Fonte:
_____

Il tempo della libertà
Vacanze«L'attesa delle vacanze documenta una volontà di vivere:
proprio per questo non devono essere una "vacanza" da se stessi.
Allora l'estate non sarà una interruzione o una proroga al prendere
sul serio la vita» (Milano Studenti, 5 giugno 1964).
Appunti di un dialogo prendendo un aperitivo con don Giussani, prima di
partire per le ferie
Dai primissimi giorni di Gioventù Studentesca abbiamo avuto un
concetto chiaro e semplice: tempo libero è il tempo in cui uno non
è obbligato a fare niente, non c'è qualcosa che si è
obbligati a fare, il tempo libero è tempo libero.
Siccome discutevamo spesso coi genitori e coi professori sul fatto che Gs
occupava troppo il tempo libero dei ragazzi, mentre i ragazzi avrebbero
dovuto studiare o lavorare in cucina, in casa, io dicevo: «Avranno
ben il tempo libero, i ragazzi!». «Ma un giovane, una persona
adulta» mi si obiettava «lo si giudica dal lavoro, dalla serietà
del lavoro, dalla tenacia e dalla fedeltà al lavoro». «No»
rispondevo, «macché! Un ragazzo si giudica da come usa il tempo
libero». Oh, si scandalizzavano tutti. E invece... se è tempo
libero, significa che uno è libero di fare quello che vuole. Perciò
quello che uno vuole lo si capisce da come utilizza il suo tempo libero.
Quello che una persona - giovane o adulto - veramente vuole lo capisco non
dal lavoro, dallo studio, cioè da ciò che è obbligato
a fare, dalle convenienze o dalle necessità sociali, ma da come usa
il suo tempo libero. Se un ragazzo o una persona matura disperde il tempo
libero, non ama la vita: è sciocco. La vacanza, infatti, è
il classico tempo in cui quasi tutti diventano sciocchi. Al contrario, la
vacanza è il tempo più nobile dell'anno, perché è
il momento in cui uno si impegna come vuole col valore che riconosce prevalente
nella sua vita oppure non si impegna affatto con niente e allora, appunto,
è sciocco.
La risposta che davamo a genitori e insegnanti più di quarant'anni
fa ha una profondità a cui essi non erano mai giunti: il valore più
grande dell'uomo, la virtù, il coraggio, l'energia dell'uomo, il
ciò per cui vale la pena vivere, sta nella gratuità, nella
capacità della gratuità. E la gratuità è proprio
nel tempo libero che emerge e si afferma in modo stupefacente.
Il modo della preghiera, la fedeltà alla preghiera, la verità
dei rapporti, la dedizione di sé, il gusto delle cose, la modestia
nell'usare della realtà, la commozione e la compassione verso le
cose, tutto questo lo si vede molto più in vacanza che durante l'anno.
In vacanza uno è libero e, se è libero, fa quello che vuole.

_____

Esercizio scritto 1:
Rispondi alle domande sul brano sul tempo libero.
(a) Secondo chi parla, da che cosa si giudica un ragazzo?
(b) In che cosa sta il valore più grande dell'uomo?
(c) Quale data accompagna la citazione di Milano Studenti in apertura?
Esercizio scritto 2:
Fornisci il seguito del brano sul tempo libero, a partire dalla sua ultima frase.

[Voci del dataset di impaginazione]
_____

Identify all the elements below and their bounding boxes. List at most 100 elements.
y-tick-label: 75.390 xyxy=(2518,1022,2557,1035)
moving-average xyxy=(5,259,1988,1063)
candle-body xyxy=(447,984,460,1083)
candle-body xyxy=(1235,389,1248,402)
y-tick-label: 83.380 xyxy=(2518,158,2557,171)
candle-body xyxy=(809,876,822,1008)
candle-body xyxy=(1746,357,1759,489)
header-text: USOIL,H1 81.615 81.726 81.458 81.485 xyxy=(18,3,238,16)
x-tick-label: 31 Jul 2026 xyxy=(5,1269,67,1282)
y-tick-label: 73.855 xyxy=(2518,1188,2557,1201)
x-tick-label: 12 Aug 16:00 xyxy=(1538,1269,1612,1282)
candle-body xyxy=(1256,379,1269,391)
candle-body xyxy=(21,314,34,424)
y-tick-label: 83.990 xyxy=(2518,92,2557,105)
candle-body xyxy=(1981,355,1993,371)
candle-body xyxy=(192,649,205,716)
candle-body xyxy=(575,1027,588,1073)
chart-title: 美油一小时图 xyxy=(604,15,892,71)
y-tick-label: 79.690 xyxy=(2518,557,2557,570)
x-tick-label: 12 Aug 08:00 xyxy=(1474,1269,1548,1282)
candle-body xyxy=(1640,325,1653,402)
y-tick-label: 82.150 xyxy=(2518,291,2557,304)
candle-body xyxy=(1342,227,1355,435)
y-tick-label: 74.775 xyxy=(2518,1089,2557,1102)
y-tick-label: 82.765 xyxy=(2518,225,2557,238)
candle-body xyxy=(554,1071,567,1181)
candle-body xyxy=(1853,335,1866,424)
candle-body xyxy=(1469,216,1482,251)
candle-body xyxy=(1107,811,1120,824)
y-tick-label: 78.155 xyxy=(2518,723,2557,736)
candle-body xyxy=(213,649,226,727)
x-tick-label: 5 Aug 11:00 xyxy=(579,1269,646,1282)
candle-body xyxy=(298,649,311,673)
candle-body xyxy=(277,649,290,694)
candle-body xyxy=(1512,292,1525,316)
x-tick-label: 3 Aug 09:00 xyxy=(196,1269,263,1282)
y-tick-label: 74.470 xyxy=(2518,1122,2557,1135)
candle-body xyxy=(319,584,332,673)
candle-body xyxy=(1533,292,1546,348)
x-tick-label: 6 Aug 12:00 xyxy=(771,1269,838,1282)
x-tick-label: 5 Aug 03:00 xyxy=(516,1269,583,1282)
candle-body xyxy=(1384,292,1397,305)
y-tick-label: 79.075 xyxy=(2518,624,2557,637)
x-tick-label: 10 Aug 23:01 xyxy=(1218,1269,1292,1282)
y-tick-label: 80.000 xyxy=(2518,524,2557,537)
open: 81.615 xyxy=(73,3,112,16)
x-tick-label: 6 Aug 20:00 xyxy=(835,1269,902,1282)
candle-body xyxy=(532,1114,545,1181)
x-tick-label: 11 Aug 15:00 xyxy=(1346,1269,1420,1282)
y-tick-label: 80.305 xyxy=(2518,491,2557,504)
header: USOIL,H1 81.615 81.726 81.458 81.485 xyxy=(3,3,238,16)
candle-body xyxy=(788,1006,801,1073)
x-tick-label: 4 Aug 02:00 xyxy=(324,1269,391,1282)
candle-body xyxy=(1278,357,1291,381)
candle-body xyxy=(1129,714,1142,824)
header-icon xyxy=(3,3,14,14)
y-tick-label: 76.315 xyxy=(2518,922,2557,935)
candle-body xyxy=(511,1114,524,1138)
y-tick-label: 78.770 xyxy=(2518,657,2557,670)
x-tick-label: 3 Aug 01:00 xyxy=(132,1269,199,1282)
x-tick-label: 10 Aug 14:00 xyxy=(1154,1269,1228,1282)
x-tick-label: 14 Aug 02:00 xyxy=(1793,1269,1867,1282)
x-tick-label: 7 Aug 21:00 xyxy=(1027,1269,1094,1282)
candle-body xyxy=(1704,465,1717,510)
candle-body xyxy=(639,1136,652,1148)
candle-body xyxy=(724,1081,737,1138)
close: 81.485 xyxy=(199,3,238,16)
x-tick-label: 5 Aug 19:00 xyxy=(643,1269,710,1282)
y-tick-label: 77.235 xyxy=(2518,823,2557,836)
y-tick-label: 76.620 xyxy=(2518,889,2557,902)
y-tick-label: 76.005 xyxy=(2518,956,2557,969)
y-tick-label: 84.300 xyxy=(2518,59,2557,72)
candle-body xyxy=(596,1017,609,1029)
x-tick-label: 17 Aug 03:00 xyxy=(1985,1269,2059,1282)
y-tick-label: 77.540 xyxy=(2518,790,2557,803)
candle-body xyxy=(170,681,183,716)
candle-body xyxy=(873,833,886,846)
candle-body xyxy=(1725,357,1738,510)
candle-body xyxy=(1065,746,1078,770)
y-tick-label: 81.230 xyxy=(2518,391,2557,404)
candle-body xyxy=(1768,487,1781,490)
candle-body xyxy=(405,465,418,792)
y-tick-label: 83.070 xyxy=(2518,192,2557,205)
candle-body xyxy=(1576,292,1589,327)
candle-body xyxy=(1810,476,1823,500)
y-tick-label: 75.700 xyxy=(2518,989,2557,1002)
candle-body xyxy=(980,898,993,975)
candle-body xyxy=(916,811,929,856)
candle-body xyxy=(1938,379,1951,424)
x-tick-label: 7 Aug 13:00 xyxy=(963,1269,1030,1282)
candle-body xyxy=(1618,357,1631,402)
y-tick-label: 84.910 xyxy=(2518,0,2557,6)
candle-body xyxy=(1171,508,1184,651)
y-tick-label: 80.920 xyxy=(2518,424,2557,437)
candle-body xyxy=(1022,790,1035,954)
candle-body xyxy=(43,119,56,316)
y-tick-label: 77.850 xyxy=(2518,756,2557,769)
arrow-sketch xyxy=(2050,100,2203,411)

_____

Risposta 1:
(a) Da come usa il tempo libero.
(b) Nella gratuità, nella capacità della gratuità.
(c) Il 5 giugno 1964.

Risposta 2:
Questo vuol dire che la vacanza è una cosa importante. Innanzitutto
ciò implica attenzione nella scelta della compagnia e del luogo,
ma soprattutto c'entra con il modo in cui si vive: se la vacanza non ti
fa mai ricordare quello che vorresti ricordare di più, se non ti
rende più buono verso gli altri, ma ti rende più istintivo,
se non ti fa imparare a guardare la natura con intenzione profonda, se non
ti fa compiere un sacrificio con gioia, il tempo del riposo non ottiene
il suo scopo.
La vacanza deve essere la più libera possibile. Il criterio delle
ferie è quello di respirare, possibilmente a pieni polmoni.
Da questo punto di vista, fissare come principio a priori che un gruppo
debba fare la vacanza insieme è innanzitutto contrario a quanto detto,
perché i più deboli della compagnia, per esempio, possono
non osare dire di no. In secondo luogo è contro il principio missionario:
l'andare in vacanza insieme deve rispondere a questo criterio. Comunque,
innanzitutto, libertà sopra ogni cosa. Libertà di fare ciò
che si vuole... secondo l'ideale!
Che cosa ne viene in tasca, a vivere così? La gratuità,
la purità del rapporto umano.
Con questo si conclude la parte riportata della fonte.